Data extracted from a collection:
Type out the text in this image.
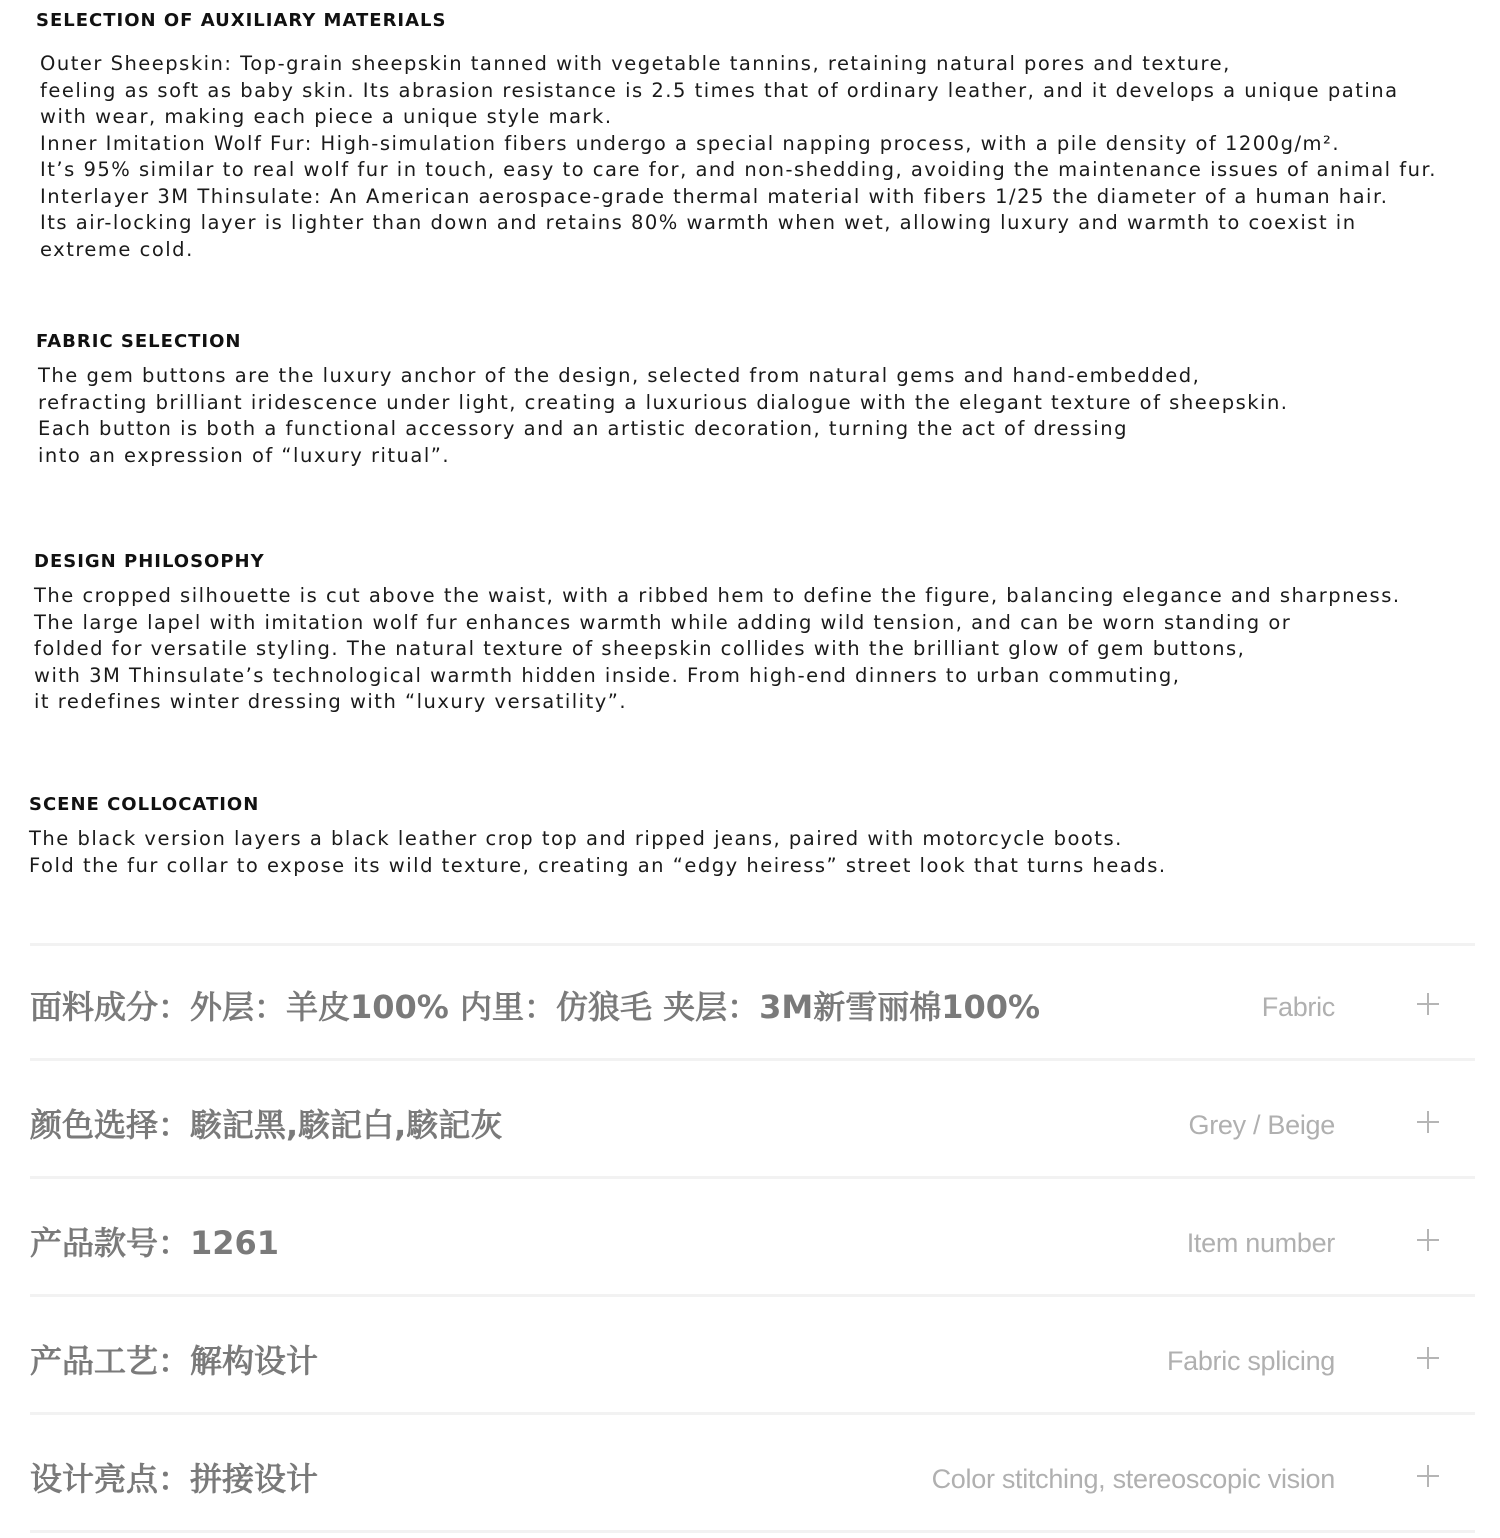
SELECTION OF AUXILIARY MATERIALS
Outer Sheepskin: Top-grain sheepskin tanned with vegetable tannins, retaining natural pores and texture,
feeling as soft as baby skin. Its abrasion resistance is 2.5 times that of ordinary leather, and it develops a unique patina
with wear, making each piece a unique style mark.
Inner Imitation Wolf Fur: High-simulation fibers undergo a special napping process, with a pile density of 1200g/m².
It’s 95% similar to real wolf fur in touch, easy to care for, and non-shedding, avoiding the maintenance issues of animal fur.
Interlayer 3M Thinsulate: An American aerospace-grade thermal material with fibers 1/25 the diameter of a human hair.
Its air-locking layer is lighter than down and retains 80% warmth when wet, allowing luxury and warmth to coexist in
extreme cold.
FABRIC SELECTION
The gem buttons are the luxury anchor of the design, selected from natural gems and hand-embedded,
refracting brilliant iridescence under light, creating a luxurious dialogue with the elegant texture of sheepskin.
Each button is both a functional accessory and an artistic decoration, turning the act of dressing
into an expression of “luxury ritual”.
DESIGN PHILOSOPHY
The cropped silhouette is cut above the waist, with a ribbed hem to define the figure, balancing elegance and sharpness.
The large lapel with imitation wolf fur enhances warmth while adding wild tension, and can be worn standing or
folded for versatile styling. The natural texture of sheepskin collides with the brilliant glow of gem buttons,
with 3M Thinsulate’s technological warmth hidden inside. From high-end dinners to urban commuting,
it redefines winter dressing with “luxury versatility”.
SCENE COLLOCATION
The black version layers a black leather crop top and ripped jeans, paired with motorcycle boots.
Fold the fur collar to expose its wild texture, creating an “edgy heiress” street look that turns heads.
面料成分：外层：羊皮100% 内里：仿狼毛 夹层：3M新雪丽棉100%	Fabric
颜色选择：駭記黑,駭記白,駭記灰	Grey / Beige
产品款号：1261	Item number
产品工艺：解构设计	Fabric splicing
设计亮点：拼接设计	Color stitching, stereoscopic vision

# Goal
Transcribe every record above exactly as written, leaving out any pictures.

# Output for this task
Type out the text in this image.
SELECTION OF AUXILIARY MATERIALS
Outer Sheepskin: Top-grain sheepskin tanned with vegetable tannins, retaining natural pores and texture,
feeling as soft as baby skin. Its abrasion resistance is 2.5 times that of ordinary leather, and it develops a unique patina
with wear, making each piece a unique style mark.
Inner Imitation Wolf Fur: High-simulation fibers undergo a special napping process, with a pile density of 1200g/m².
It’s 95% similar to real wolf fur in touch, easy to care for, and non-shedding, avoiding the maintenance issues of animal fur.
Interlayer 3M Thinsulate: An American aerospace-grade thermal material with fibers 1/25 the diameter of a human hair.
Its air-locking layer is lighter than down and retains 80% warmth when wet, allowing luxury and warmth to coexist in
extreme cold.
FABRIC SELECTION
The gem buttons are the luxury anchor of the design, selected from natural gems and hand-embedded,
refracting brilliant iridescence under light, creating a luxurious dialogue with the elegant texture of sheepskin.
Each button is both a functional accessory and an artistic decoration, turning the act of dressing
into an expression of “luxury ritual”.
DESIGN PHILOSOPHY
The cropped silhouette is cut above the waist, with a ribbed hem to define the figure, balancing elegance and sharpness.
The large lapel with imitation wolf fur enhances warmth while adding wild tension, and can be worn standing or
folded for versatile styling. The natural texture of sheepskin collides with the brilliant glow of gem buttons,
with 3M Thinsulate’s technological warmth hidden inside. From high-end dinners to urban commuting,
it redefines winter dressing with “luxury versatility”.
SCENE COLLOCATION
The black version layers a black leather crop top and ripped jeans, paired with motorcycle boots.
Fold the fur collar to expose its wild texture, creating an “edgy heiress” street look that turns heads.
面料成分：外层：羊皮100% 内里：仿狼毛 夹层：3M新雪丽棉100%	Fabric
颜色选择：駭記黑,駭記白,駭記灰	Grey / Beige
产品款号：1261	Item number
产品工艺：解构设计	Fabric splicing
设计亮点：拼接设计	Color stitching, stereoscopic vision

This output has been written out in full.